Selection:

"""

ZeroCopy Data Virtualization

Chiradip Mandal

Published Oct 25, 2019

In order to derive any kind of enterprise-wide intelligence - data “needed” to be consolidated at one place. ETLs, funneling data into data-warehouses, have been faithfully doing this job, until data got much more complicated. Let’s see what kind of complications we are talking about, and what assumptions, that worked in the past in regards to ETL-led data-warehouse, are not working anymore. With the proliferation of, rightful often times, Machine Learning and IoT, brings new demand to consolidate data in new ways. Increasing complexities in data also brings increasing complexities in how we protect the data.

Let’s see some of the prior techniques and assumptions those do not remain useful anymore.

Batch Transformation - problems with both, transformation and the fact that’s its batch
Managing Security policies at a central location where the consolidated data is loaded
One huge monolithic consolidation of all data you can get

Problems with the technique number one - “Batch Transformation” are the following:

Transformation changes the original data in order to do unification with others. Which leads to losing some original meaning from the data itself. Names always carry some meaning - losing the name means losing some meaning associated with that too. We will address later in this article how data virtualization deal with this issue.
Batch transformation - batch transformation is lengthy process, and transformed data can only be used after the transformation job is complete. Some of the decision making processes, specially in IoT, banking, telco need current state of the data to make right decision - historical piles of data do not help much in those areas.
Loss of Single Source of Truth - transformation is not migration, it just transforms a datasource into another and combine that to others. This techniques creates multiple copies for facts conveying truth. The problem is - data changes, not all data are immutable time series data. When it changed the copies get out of sync, and problem starts - “Who is telling me the truth?”.

"""

Data provided:
"""

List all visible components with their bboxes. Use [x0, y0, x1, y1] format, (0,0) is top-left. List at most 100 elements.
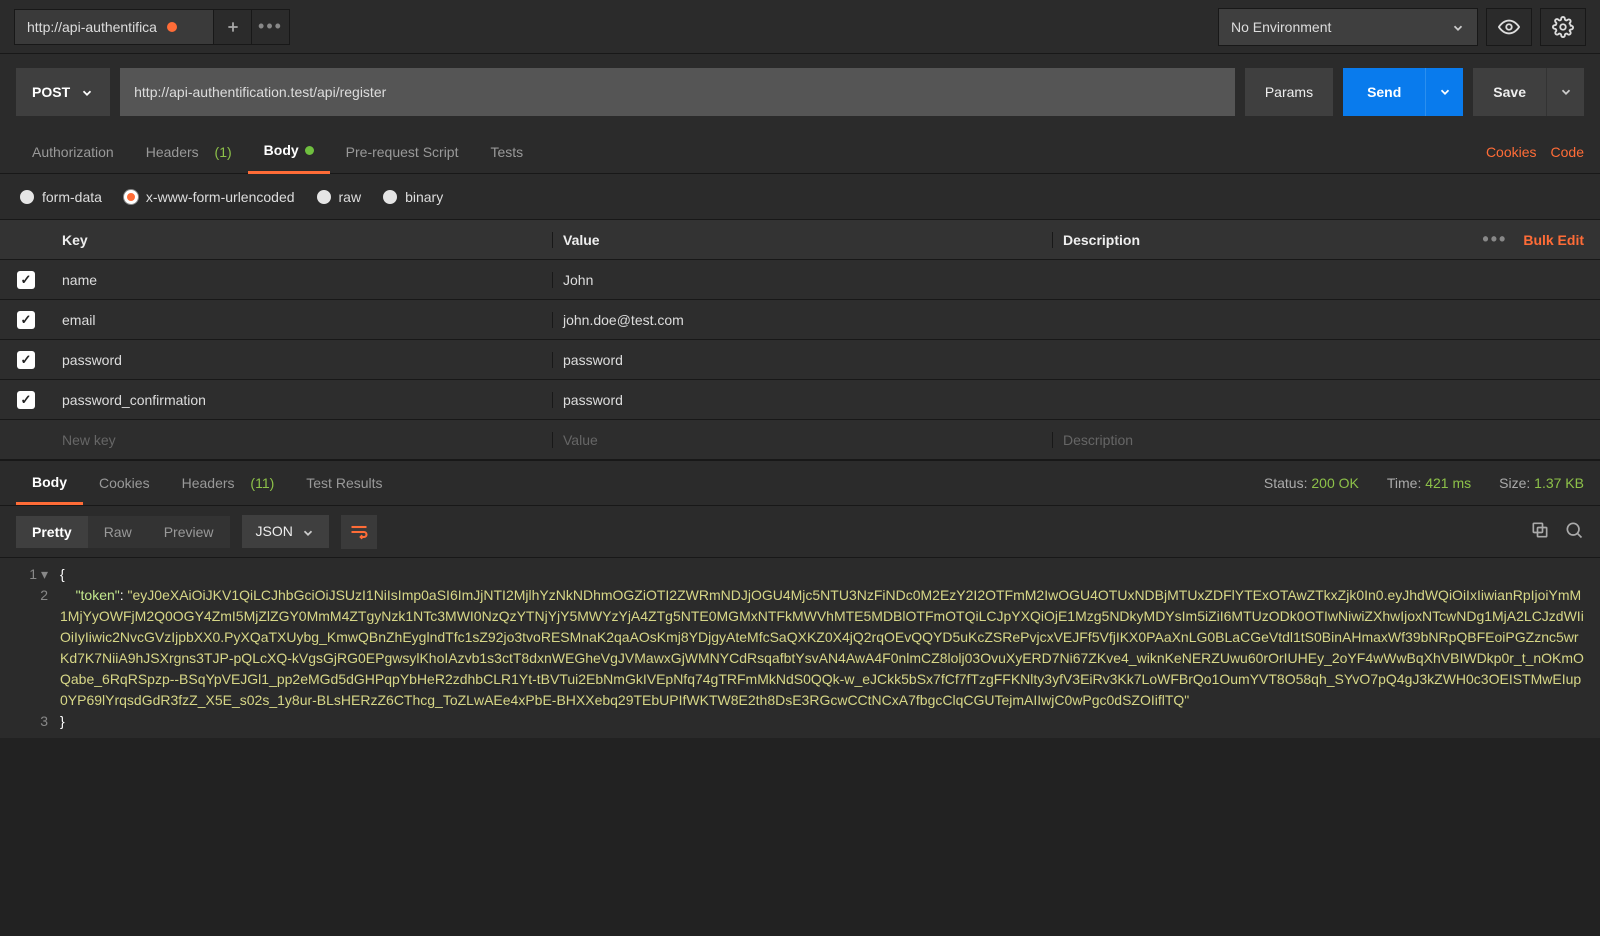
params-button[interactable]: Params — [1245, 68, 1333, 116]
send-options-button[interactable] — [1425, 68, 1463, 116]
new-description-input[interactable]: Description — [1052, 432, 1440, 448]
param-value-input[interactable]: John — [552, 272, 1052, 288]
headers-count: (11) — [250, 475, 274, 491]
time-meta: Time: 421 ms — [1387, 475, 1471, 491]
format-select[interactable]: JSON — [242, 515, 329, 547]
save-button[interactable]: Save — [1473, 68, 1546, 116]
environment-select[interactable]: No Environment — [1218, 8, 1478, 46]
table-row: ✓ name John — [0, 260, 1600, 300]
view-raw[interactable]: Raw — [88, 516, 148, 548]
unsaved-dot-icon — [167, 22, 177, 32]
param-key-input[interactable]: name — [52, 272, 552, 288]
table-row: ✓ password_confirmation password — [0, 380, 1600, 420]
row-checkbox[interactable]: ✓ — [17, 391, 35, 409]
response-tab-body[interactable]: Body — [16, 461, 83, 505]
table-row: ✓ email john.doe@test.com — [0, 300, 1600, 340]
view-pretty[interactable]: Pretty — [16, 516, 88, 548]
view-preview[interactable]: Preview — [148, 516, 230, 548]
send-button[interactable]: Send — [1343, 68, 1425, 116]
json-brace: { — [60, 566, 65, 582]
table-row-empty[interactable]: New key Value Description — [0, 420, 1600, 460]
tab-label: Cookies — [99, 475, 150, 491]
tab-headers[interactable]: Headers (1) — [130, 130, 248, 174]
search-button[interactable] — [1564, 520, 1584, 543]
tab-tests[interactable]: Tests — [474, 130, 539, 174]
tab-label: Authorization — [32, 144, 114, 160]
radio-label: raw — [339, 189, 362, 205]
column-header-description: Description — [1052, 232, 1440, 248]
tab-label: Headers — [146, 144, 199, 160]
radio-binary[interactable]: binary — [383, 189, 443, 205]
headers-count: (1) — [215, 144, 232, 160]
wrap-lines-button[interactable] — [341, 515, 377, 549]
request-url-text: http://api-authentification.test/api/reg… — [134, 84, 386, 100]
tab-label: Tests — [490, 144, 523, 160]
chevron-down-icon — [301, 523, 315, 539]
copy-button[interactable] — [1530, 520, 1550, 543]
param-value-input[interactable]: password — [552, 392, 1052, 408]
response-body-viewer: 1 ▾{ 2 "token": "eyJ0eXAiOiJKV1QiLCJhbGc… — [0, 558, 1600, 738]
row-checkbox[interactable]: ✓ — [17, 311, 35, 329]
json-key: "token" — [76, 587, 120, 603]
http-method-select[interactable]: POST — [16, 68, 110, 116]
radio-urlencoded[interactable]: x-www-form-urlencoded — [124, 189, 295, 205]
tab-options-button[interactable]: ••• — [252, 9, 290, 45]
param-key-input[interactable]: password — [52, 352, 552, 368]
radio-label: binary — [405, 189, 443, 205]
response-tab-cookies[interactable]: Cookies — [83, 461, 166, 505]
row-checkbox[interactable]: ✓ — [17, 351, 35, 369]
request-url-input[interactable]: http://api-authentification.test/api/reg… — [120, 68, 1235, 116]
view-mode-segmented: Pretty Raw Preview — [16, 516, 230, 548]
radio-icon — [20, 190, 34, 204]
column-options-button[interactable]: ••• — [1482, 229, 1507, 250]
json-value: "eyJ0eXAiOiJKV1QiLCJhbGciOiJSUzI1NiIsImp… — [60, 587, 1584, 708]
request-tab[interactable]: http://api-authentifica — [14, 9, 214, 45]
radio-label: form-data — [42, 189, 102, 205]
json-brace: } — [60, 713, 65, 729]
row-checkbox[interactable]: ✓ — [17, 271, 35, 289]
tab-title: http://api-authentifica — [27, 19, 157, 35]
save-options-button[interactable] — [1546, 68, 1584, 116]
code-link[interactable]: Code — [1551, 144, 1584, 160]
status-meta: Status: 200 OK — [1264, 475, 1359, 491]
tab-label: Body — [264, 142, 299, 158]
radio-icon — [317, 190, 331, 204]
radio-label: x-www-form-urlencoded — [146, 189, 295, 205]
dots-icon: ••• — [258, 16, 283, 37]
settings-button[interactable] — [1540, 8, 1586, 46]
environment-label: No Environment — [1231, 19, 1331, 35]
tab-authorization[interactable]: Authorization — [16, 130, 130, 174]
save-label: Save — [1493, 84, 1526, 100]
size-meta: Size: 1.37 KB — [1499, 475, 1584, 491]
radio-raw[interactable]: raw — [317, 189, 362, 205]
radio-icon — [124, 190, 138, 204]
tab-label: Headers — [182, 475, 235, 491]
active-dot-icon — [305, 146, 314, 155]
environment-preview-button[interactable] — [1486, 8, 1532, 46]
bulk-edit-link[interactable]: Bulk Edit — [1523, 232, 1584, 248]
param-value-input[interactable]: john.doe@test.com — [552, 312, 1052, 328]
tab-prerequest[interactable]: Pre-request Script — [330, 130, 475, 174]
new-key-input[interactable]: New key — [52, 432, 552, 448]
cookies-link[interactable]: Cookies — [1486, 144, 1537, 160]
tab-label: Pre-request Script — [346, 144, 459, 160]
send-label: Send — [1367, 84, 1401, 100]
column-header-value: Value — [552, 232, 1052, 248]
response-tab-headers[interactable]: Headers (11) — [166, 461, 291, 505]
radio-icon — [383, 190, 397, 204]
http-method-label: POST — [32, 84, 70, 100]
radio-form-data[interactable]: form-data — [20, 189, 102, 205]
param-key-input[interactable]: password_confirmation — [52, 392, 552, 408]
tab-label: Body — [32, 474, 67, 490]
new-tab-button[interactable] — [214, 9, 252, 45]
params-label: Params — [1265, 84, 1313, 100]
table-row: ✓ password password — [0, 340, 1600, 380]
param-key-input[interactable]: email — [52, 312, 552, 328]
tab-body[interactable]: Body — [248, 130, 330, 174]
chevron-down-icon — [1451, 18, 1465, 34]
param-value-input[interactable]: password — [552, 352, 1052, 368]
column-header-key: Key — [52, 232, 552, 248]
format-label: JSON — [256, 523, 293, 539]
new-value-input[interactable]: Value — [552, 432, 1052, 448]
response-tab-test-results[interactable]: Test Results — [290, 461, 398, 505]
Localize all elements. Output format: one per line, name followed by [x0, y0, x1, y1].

"""

Exercise requirements:
1. Transcribe the passage of the data virtualization article starting with "ZeroCopy Data Virtualization" and going on through "remain useful anymore.".
2. Give the entries, starting with the line with "params-button[interactable]: Params —" and going on through the line with "time-meta: Time: 421", as a Markdown table with the columns n and Line, leaving out blank lines.
The entries are unrelated to the data virtualization article.

Answers for the tasks:
1.
ZeroCopy Data Virtualization

Chiradip Mandal

Published Oct 25, 2019

In order to derive any kind of enterprise-wide intelligence - data “needed” to be consolidated at one place. ETLs, funneling data into data-warehouses, have been faithfully doing this job, until data got much more complicated. Let’s see what kind of complications we are talking about, and what assumptions, that worked in the past in regards to ETL-led data-warehouse, are not working anymore. With the proliferation of, rightful often times, Machine Learning and IoT, brings new demand to consolidate data in new ways. Increasing complexities in data also brings increasing complexities in how we protect the data.

Let’s see some of the prior techniques and assumptions those do not remain useful anymore.

2.
| n | Line |
|---|---|
| 1 | params-button[interactable]: Params — [1245, 68, 1333, 116] |
| 2 | send-options-button[interactable] — [1425, 68, 1463, 116] |
| 3 | new-description-input[interactable]: Description — [1052, 432, 1440, 448] |
| 4 | param-value-input[interactable]: John — [552, 272, 1052, 288] |
| 5 | headers-count: (11) — [250, 475, 274, 491] |
| 6 | time-meta: Time: 421 ms — [1387, 475, 1471, 491] |